Problem requirements: Reproduce every line in the listing that contains the word "rows".

Supplied information:
>>>>>

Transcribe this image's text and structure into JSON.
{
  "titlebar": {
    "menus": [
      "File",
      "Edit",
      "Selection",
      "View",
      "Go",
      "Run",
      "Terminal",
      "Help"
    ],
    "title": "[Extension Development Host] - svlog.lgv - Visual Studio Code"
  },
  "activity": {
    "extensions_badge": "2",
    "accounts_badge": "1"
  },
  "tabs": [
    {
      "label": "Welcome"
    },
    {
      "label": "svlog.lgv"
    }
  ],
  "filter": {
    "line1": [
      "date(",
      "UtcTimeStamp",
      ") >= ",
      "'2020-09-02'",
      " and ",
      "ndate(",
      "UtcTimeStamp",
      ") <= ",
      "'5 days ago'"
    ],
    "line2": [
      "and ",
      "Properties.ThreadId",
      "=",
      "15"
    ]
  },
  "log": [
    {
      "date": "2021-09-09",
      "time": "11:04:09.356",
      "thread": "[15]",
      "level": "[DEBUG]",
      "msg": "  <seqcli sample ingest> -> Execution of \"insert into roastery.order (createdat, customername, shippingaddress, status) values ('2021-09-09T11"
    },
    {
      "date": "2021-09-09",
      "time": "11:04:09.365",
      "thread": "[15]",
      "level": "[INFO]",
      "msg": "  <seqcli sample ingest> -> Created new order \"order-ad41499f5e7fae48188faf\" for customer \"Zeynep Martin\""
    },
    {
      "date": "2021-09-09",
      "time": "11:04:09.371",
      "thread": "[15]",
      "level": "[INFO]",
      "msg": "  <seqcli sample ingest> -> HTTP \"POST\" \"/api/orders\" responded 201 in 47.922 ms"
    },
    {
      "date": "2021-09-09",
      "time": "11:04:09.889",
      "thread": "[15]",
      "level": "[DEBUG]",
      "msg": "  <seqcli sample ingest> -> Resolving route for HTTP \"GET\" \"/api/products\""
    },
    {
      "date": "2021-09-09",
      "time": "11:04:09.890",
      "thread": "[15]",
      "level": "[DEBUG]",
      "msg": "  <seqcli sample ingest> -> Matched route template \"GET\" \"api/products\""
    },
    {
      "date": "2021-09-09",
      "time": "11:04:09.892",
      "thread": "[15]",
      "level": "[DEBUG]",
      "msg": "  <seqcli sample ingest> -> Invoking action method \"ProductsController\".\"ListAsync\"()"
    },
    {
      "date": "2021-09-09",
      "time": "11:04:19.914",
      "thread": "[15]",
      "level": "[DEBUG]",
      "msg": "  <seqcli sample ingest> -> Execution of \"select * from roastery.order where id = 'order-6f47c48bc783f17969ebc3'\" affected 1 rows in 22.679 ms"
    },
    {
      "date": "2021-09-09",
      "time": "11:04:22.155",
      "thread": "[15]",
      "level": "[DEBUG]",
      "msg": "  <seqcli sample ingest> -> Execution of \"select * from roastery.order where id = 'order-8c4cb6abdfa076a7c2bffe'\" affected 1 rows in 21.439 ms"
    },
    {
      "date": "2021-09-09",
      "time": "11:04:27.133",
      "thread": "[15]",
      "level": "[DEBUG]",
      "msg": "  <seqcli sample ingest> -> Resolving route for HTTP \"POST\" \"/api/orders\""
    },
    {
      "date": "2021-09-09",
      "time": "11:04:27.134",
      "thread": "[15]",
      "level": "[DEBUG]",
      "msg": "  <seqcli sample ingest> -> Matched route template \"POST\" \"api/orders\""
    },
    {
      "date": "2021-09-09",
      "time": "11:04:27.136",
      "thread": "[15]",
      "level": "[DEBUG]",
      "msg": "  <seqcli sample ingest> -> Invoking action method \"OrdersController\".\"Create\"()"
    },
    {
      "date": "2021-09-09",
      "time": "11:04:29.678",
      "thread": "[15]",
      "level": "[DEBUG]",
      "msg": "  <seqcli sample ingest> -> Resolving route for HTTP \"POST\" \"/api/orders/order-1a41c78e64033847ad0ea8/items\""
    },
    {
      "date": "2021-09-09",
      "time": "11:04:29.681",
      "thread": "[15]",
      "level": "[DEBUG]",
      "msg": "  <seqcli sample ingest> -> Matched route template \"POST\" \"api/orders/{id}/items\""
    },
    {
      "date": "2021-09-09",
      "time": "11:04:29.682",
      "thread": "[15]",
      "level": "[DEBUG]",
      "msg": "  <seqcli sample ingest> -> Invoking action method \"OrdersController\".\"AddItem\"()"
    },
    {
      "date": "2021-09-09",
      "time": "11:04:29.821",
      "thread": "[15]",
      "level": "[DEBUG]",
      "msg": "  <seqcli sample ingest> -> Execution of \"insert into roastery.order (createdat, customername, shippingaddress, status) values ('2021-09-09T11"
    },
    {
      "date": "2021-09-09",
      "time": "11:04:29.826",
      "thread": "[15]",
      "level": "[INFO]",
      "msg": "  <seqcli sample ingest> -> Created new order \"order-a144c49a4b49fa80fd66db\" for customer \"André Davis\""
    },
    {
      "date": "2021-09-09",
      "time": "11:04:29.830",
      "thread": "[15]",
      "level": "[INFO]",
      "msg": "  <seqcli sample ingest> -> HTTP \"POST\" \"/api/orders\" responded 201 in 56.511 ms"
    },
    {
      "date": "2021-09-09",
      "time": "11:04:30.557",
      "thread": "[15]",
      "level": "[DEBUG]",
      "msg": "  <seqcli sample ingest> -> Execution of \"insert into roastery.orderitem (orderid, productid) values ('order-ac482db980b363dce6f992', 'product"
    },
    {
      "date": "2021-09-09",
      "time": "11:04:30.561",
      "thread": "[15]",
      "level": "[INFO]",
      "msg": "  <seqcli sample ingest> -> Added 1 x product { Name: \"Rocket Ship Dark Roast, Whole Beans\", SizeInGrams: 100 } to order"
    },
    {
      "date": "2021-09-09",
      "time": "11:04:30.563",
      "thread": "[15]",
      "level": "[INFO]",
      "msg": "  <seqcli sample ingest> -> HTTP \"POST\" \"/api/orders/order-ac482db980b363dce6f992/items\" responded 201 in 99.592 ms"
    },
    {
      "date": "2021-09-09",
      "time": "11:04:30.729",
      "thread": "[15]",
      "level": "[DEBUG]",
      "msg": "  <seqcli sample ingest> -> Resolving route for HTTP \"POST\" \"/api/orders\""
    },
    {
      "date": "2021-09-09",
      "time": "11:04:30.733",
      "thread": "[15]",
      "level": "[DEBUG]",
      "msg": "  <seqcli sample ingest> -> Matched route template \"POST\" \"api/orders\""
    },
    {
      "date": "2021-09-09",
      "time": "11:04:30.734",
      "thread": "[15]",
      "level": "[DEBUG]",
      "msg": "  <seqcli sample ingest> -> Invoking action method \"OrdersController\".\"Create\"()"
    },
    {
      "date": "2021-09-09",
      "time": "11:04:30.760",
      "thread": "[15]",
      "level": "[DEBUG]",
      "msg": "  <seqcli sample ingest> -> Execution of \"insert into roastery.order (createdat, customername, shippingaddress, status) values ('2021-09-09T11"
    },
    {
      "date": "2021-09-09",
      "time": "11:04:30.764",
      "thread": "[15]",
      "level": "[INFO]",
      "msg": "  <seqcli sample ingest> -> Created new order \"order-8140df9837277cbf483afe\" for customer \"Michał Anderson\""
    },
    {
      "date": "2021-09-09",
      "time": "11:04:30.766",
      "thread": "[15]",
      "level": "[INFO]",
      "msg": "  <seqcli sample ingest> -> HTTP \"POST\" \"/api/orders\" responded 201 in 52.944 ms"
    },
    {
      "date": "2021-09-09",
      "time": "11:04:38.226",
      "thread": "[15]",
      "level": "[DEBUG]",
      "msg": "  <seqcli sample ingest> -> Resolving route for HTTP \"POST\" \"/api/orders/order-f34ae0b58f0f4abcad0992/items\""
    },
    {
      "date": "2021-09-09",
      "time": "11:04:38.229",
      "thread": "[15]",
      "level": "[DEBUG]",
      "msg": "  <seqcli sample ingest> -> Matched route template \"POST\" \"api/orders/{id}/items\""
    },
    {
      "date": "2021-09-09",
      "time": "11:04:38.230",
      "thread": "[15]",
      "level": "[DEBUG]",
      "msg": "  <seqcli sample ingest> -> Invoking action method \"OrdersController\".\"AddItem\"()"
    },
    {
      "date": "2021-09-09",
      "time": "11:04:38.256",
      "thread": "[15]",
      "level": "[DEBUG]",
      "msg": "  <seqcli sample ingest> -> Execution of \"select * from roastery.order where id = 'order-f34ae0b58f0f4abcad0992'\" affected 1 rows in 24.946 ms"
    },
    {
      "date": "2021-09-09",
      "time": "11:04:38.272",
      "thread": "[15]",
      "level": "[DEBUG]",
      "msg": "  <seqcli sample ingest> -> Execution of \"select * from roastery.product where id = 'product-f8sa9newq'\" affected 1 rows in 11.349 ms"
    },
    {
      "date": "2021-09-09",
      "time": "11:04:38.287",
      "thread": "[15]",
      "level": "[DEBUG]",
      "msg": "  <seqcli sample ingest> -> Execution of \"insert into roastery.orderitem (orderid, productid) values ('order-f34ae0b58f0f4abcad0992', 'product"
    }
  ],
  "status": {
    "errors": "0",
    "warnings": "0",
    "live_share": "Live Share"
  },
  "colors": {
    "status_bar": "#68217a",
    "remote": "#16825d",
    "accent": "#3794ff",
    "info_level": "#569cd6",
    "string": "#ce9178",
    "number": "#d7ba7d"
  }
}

<<<<<

Problem solution:
      "msg": "  <seqcli sample ingest> -> Execution of \"select * from roastery.order where id = 'order-6f47c48bc783f17969ebc3'\" affected 1 rows in 22.679 ms"
      "msg": "  <seqcli sample ingest> -> Execution of \"select * from roastery.order where id = 'order-8c4cb6abdfa076a7c2bffe'\" affected 1 rows in 21.439 ms"
      "msg": "  <seqcli sample ingest> -> Execution of \"select * from roastery.order where id = 'order-f34ae0b58f0f4abcad0992'\" affected 1 rows in 24.946 ms"
      "msg": "  <seqcli sample ingest> -> Execution of \"select * from roastery.product where id = 'product-f8sa9newq'\" affected 1 rows in 11.349 ms"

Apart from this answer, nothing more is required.